Selected excerpt ▸
Between the rising prices of film cameras, film & development, the rapidly improving smartphone cameras and very refined digital compacts choosing a camera like the mju:II makes less practical sense than they used to.
Being pragmatic about what a perfect pocket camera actually entails it’s hard to make a case for using anything else than your smartphone. It offers good enough image quality these days (even for prints), is smaller still and it’s probably already in your pocket wherever you go.
So shooting a film compact then instead comes down to enjoying the process of it. And if enjoyment is the biggest driver then a true P&S such as the mju:II might not be the ideal choice as it isn’t really a homerun in this regard (in my opinion at least). I’m simply not convinced the appeal is big enough to give a wholehearted recommendation, but I’m also not sure what else is.
Premium compacts like the Contax T-series, the Nikon 35Ti and Ricoh GR cameras all offer better control schemes and more consistent performance. But with the prices of these cameras starting to become pretty crazy and my mju:II so suddenly giving up the ghost I personally feel reluctant to risk it with any of these cameras. The sensation that just a tiny bit of bad luck could make them abruptly end up as several hundred euros worth of paperweights isn’t too compelling.
The Olympus XA might be a better choice as it’s still pretty cheap and a lot of fun to shoot. It remains one of my favorite compacts, though the performance is certainly a step back and feels even harder to accept after getting used to the pleasant output of the mju:II.
So then it might make sense to instead look at a digital compact. Something like the Sony RX100 series of cameras is about as fun to shoot as the mju:II (i.e. not super enjoyable, but good enough) and allows very consistent and high quality results. Sure it’s a bigger initial investment and the deprecation is a lot higher, but it’s probably not too much more than you’d be spending on film and development. It might not be more fun, but at least it’s a very practical choice.
Personally though I’ve found sort of a replacement to the mju:II in the unlikely form of a Leica II. It’s an incredibly primitive camera, far less capable and slower to shoot than the mju:II and bigger too. But it fits in my commuter bag equally well as the little Olympus while being a lot more engaging and incredibly fun to shoot. So between that and my phone I’m not sure I feel the need for a straight up replacement to the mju:II*, even though it’ll leave a bit of a gap in my set-up.
* That’s not to say there aren’t a few compacts I’d still consider and would like a go with in due time. I’ve had my eye on the Rollei 35 for a while for instance.
As evident by my back and forth I’m not sure there’s a straightforward bottom line to how good the Olympus mju:II actually is.
In the end it comes down to what you want in a pocket camera. Depending on your wants and needs and how pragmatic you are the mju:II might end up a pretty poor choice.
But if you enjoy the process of shooting film and find adapting to its barebones shooting experience appealing it’s hard to fault. At least as long as you’re willing to put up with some occasional misfocused shots.
It’s very light and compact, reasonably cheap and very easy to shoot. It performs quite well most of the time and frequently the output is way better than the modest nature of the camera would suggest.
This balance of performance, compactness and reasonable price certainly makes it a pleasant experience a lot of the time. There are certainly some other options out there to consider, but as long as you’re fine with its limitations the mju:II makes a great pocket camera. I can certainly see why some people consider it the perfect pocket camera – there are times where I’ve seen it as such. And who knows, maybe you will too…?
All photos in this post were taken using the Olympus mju:II with Fuji Superia 400, developed by Team Framkallning and scanned using the Plustek 8200i. Images of the camera itself were made with a Sony A7 or Fuji X100T. Exif-data is intact. Open any image in a new window for a closer look.

Data section ▸
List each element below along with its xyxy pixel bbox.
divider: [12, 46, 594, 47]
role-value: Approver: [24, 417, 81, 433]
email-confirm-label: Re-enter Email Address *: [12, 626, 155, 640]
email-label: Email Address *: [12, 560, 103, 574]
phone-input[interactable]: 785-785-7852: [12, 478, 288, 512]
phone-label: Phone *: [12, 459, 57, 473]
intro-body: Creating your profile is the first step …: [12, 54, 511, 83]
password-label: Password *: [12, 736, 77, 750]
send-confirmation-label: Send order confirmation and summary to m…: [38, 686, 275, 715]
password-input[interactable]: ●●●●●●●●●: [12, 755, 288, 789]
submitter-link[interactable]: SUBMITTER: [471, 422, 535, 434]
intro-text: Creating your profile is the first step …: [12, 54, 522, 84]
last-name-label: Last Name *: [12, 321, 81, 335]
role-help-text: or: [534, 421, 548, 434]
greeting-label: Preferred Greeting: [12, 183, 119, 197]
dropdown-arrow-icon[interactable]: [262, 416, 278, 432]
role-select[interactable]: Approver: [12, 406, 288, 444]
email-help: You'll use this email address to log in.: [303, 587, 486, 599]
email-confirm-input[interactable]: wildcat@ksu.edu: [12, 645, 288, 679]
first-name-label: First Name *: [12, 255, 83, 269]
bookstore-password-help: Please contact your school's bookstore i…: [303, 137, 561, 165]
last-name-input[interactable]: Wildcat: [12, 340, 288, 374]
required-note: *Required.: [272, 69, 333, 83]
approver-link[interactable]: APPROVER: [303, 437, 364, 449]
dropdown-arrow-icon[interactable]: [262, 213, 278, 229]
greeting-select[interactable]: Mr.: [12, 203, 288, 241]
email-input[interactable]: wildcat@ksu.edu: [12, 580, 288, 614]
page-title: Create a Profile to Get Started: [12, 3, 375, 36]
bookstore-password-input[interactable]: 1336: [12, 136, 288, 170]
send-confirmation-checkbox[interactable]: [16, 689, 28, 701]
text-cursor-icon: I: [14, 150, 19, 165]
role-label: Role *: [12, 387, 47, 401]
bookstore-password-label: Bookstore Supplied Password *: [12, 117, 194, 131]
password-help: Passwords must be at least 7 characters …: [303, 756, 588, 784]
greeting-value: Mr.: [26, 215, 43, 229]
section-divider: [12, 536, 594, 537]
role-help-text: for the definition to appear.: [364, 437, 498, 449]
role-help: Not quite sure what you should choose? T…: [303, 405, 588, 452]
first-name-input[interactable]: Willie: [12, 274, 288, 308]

Task brief ▸ Reproduce a passage of the Olympus mju:II review word for word, starting at the words "It’s very light" and ending after the words "camera would suggest.". The lines are separate material and have nothing to do with the text.

Task answer ▸
It’s very light and compact, reasonably cheap and very easy to shoot. It performs quite well most of the time and frequently the output is way better than the modest nature of the camera would suggest.